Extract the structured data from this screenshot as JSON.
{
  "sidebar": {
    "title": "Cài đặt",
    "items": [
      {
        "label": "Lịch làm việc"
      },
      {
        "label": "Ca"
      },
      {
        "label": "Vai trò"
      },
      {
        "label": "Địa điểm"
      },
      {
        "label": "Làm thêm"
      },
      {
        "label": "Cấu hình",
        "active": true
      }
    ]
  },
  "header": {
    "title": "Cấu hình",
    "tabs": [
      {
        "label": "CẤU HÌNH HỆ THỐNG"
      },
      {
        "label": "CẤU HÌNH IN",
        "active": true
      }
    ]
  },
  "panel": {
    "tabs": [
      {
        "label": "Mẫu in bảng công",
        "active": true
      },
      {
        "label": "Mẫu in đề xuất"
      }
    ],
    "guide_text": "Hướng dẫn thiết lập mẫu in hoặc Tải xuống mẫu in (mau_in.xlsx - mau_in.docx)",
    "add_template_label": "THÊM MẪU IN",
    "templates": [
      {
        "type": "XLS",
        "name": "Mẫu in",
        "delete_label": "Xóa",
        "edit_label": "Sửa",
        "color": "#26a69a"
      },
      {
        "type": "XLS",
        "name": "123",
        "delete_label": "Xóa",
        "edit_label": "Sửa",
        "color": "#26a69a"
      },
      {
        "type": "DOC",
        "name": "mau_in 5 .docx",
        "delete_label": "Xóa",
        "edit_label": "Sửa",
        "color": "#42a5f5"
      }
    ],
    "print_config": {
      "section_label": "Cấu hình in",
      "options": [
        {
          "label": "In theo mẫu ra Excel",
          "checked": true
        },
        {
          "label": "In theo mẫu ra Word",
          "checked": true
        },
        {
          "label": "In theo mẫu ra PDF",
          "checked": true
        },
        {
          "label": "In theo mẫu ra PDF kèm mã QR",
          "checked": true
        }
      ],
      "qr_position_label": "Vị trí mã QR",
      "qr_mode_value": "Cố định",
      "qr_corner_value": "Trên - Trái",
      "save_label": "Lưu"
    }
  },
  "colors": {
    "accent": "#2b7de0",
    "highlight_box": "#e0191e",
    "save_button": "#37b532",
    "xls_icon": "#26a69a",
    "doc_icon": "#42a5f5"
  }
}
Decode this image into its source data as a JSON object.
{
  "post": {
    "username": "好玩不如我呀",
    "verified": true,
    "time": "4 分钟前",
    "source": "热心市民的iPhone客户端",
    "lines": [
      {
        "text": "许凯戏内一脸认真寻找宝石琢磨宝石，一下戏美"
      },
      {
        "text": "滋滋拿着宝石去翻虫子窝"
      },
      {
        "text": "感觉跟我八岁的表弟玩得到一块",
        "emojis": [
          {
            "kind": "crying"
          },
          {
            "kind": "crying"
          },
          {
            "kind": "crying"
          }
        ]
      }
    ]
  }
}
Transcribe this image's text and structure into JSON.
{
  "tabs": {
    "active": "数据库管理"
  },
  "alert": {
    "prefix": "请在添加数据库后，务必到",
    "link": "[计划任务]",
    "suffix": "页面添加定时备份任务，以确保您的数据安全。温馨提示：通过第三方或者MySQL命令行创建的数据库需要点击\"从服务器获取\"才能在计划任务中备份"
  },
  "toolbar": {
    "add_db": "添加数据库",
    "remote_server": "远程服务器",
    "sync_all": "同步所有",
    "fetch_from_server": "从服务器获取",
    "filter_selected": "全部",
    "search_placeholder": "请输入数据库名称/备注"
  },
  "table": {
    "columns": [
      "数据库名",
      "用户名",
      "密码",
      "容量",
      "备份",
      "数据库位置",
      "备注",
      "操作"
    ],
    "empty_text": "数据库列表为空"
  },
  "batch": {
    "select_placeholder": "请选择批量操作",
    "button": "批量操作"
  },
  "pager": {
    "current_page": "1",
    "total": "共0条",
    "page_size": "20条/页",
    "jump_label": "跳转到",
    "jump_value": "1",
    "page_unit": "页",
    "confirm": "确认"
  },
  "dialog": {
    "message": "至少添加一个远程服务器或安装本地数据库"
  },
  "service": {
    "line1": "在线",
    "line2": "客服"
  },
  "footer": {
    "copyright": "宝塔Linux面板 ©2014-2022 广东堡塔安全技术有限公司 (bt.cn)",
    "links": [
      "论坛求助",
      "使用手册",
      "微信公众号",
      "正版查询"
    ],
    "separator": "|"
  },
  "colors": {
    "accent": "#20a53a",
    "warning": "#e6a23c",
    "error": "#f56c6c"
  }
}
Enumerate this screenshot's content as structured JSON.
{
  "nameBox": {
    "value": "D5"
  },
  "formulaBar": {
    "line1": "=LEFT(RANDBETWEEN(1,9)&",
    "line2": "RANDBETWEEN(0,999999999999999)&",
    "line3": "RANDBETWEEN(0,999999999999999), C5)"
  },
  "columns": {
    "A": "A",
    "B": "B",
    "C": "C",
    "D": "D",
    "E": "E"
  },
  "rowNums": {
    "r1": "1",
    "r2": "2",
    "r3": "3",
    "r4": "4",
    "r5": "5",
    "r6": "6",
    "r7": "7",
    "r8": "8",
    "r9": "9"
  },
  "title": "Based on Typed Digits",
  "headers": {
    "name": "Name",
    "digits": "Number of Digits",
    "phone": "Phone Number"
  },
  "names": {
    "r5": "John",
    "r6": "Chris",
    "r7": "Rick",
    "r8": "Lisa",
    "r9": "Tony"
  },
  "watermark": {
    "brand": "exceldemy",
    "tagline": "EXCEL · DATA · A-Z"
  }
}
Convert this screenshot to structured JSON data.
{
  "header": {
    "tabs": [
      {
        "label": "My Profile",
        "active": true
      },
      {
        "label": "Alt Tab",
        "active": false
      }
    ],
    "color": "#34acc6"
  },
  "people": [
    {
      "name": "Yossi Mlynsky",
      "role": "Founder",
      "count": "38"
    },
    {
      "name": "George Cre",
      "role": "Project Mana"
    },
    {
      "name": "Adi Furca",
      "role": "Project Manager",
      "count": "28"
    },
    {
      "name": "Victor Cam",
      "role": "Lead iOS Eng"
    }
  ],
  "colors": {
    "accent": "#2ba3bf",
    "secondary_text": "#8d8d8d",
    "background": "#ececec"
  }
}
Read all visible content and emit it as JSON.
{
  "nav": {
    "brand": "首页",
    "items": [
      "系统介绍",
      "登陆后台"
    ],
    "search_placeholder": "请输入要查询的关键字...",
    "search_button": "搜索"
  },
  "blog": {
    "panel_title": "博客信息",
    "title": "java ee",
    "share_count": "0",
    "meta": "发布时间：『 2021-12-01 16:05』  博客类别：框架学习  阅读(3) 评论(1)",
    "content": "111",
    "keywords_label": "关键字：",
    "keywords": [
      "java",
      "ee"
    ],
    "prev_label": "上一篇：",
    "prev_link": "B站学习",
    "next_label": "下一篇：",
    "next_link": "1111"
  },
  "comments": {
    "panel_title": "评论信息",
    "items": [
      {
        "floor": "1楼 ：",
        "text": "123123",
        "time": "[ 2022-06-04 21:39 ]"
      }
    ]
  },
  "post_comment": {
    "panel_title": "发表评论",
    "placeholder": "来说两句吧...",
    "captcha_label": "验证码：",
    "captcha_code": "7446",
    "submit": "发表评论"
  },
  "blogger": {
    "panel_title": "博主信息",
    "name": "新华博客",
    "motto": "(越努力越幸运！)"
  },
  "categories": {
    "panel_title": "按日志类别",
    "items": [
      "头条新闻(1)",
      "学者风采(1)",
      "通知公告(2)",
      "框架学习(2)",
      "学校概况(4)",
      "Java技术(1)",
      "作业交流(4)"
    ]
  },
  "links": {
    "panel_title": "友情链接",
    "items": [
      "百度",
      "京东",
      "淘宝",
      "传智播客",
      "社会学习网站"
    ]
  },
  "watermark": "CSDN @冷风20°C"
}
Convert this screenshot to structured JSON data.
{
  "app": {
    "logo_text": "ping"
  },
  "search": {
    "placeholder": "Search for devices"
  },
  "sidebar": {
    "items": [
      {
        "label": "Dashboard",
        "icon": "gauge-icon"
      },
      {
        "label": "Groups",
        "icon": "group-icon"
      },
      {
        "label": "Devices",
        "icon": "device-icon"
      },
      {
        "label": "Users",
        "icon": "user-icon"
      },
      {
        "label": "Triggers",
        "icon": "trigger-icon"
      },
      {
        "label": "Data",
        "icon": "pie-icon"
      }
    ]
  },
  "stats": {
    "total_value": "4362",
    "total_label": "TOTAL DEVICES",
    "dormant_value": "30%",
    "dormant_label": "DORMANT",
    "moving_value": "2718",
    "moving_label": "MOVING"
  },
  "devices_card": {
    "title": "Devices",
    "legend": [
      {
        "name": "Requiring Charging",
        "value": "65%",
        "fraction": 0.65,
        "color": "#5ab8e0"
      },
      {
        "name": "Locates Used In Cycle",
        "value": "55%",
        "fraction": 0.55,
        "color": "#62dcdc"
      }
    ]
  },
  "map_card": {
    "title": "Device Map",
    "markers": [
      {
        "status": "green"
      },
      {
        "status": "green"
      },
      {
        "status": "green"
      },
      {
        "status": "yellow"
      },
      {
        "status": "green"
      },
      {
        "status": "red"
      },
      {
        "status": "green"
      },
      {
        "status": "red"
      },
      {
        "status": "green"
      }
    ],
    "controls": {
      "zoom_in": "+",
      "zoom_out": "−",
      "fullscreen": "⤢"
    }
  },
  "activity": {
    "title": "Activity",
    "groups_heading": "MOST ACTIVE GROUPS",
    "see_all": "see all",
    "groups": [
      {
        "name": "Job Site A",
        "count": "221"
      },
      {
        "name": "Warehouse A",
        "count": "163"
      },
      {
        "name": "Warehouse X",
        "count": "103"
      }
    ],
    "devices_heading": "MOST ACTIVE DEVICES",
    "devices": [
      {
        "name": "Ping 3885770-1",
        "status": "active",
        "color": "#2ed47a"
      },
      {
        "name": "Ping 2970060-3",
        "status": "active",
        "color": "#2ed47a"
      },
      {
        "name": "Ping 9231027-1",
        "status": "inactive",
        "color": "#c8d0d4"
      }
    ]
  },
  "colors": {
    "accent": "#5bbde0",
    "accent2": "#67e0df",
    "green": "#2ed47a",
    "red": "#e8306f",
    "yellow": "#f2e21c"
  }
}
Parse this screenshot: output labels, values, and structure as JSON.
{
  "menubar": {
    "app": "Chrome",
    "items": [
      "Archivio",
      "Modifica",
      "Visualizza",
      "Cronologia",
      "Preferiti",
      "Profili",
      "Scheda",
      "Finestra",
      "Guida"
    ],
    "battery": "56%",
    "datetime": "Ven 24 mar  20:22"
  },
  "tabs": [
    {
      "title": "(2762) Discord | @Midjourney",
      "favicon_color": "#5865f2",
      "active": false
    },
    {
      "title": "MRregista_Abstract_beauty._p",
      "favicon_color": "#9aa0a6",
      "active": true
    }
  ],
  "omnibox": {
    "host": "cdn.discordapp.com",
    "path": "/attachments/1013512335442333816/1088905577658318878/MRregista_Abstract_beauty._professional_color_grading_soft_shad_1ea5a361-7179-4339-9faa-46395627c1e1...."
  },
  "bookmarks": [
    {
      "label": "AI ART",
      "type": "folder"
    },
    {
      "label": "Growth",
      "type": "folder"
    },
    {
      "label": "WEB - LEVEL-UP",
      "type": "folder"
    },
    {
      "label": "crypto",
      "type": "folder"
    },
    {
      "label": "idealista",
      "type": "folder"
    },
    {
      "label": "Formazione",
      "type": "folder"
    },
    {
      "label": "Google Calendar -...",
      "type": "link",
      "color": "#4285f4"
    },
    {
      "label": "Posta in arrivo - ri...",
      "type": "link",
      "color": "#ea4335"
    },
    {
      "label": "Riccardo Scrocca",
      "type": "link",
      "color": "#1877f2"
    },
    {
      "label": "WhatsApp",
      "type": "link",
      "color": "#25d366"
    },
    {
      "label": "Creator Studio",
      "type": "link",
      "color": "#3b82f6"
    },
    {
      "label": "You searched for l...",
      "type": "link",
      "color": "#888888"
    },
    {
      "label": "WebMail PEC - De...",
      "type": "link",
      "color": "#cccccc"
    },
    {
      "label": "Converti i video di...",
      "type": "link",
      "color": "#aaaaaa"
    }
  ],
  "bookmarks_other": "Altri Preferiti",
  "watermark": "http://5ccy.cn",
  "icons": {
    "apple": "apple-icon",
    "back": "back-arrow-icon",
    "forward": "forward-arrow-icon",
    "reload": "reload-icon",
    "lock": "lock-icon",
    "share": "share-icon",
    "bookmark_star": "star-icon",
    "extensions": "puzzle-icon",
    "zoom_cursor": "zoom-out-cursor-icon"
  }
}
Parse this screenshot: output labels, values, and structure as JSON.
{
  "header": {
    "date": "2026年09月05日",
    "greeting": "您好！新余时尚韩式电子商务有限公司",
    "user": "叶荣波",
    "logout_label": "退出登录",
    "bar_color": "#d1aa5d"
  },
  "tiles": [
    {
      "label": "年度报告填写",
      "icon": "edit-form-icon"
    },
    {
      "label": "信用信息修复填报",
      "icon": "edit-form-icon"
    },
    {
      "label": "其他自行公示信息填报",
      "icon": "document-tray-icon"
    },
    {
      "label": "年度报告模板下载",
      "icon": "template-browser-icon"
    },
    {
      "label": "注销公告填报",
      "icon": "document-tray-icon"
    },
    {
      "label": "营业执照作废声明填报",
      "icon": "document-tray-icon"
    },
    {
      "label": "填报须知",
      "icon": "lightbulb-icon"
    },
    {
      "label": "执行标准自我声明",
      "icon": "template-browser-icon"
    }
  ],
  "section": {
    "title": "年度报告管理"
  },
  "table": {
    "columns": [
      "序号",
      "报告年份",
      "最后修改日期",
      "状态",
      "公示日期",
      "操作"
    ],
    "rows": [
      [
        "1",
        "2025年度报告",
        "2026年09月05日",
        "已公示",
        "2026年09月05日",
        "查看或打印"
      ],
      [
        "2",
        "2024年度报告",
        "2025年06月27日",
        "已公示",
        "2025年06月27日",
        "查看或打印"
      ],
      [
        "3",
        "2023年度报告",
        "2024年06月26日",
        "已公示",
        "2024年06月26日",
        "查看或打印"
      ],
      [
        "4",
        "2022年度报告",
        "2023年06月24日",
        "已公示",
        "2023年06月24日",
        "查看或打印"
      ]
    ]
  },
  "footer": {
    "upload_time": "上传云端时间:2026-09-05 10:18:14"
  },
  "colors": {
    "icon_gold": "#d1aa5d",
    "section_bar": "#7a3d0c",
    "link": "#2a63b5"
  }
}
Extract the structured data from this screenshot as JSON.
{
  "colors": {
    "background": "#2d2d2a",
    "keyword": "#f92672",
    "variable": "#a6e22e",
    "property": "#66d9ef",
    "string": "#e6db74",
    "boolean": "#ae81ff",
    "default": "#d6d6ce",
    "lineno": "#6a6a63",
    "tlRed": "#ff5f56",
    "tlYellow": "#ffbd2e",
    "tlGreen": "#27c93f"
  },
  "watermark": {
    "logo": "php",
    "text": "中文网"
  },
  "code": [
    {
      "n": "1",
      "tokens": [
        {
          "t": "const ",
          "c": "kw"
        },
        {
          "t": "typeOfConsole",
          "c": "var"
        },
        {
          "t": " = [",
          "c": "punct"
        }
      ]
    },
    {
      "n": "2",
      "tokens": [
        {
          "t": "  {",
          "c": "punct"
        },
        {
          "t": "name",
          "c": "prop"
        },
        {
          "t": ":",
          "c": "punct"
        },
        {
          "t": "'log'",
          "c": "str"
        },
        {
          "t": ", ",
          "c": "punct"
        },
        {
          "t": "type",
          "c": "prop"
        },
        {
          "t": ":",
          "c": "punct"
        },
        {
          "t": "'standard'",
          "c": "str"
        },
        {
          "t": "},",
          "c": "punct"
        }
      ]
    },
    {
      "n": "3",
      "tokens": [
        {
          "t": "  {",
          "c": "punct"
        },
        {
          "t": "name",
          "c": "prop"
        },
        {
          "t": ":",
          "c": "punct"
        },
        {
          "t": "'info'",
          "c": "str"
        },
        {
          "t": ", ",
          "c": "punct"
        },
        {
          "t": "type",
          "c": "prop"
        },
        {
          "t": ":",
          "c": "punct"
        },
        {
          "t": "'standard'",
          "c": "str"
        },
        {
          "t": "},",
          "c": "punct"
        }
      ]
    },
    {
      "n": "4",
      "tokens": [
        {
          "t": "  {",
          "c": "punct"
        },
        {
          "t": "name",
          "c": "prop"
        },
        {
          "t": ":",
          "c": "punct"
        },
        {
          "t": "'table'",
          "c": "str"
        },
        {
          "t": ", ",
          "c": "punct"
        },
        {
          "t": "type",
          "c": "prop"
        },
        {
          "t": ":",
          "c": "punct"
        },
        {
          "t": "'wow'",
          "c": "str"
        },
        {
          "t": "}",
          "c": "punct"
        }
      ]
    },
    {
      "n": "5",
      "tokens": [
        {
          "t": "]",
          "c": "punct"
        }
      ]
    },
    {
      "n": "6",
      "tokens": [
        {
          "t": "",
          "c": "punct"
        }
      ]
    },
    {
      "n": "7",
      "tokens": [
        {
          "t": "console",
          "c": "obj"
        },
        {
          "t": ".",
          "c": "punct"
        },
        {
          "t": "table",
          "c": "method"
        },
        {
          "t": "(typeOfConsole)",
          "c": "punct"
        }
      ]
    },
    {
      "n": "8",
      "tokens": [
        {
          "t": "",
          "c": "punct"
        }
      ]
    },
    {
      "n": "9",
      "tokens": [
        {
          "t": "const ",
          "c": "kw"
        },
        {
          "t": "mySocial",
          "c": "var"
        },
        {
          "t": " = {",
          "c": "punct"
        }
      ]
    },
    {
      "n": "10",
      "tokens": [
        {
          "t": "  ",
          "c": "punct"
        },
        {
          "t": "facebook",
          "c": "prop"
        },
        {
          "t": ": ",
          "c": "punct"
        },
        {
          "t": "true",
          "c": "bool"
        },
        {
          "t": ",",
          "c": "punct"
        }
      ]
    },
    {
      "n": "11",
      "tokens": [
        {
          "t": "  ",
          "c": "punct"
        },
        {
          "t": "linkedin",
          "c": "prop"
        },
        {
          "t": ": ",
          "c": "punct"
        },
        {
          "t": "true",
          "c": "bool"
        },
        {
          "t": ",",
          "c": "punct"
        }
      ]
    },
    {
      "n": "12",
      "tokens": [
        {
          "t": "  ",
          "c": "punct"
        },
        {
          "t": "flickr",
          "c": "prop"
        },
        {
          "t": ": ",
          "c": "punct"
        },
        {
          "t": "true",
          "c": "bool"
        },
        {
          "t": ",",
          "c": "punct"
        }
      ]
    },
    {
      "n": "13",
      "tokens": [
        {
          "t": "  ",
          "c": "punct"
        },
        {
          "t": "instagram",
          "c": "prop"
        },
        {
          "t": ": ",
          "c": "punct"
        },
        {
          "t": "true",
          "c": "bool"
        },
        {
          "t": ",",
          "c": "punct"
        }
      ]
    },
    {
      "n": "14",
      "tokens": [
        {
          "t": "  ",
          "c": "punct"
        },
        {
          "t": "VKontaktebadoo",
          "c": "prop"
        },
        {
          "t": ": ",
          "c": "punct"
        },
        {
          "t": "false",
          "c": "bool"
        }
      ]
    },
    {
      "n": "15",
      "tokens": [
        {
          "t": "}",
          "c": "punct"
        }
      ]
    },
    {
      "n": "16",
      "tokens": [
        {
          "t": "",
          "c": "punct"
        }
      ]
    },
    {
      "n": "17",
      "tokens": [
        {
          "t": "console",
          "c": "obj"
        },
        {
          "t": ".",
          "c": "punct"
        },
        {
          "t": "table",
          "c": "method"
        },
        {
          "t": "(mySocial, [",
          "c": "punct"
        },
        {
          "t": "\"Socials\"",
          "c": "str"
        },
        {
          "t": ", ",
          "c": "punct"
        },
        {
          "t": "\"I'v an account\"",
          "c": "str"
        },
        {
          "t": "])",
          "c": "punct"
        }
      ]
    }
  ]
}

***

== Objective ==
Locate each line containing the string "source" and show it.

== The reply ==
Decode this image into its source data as a JSON object.
    "source": "热心市民的iPhone客户端",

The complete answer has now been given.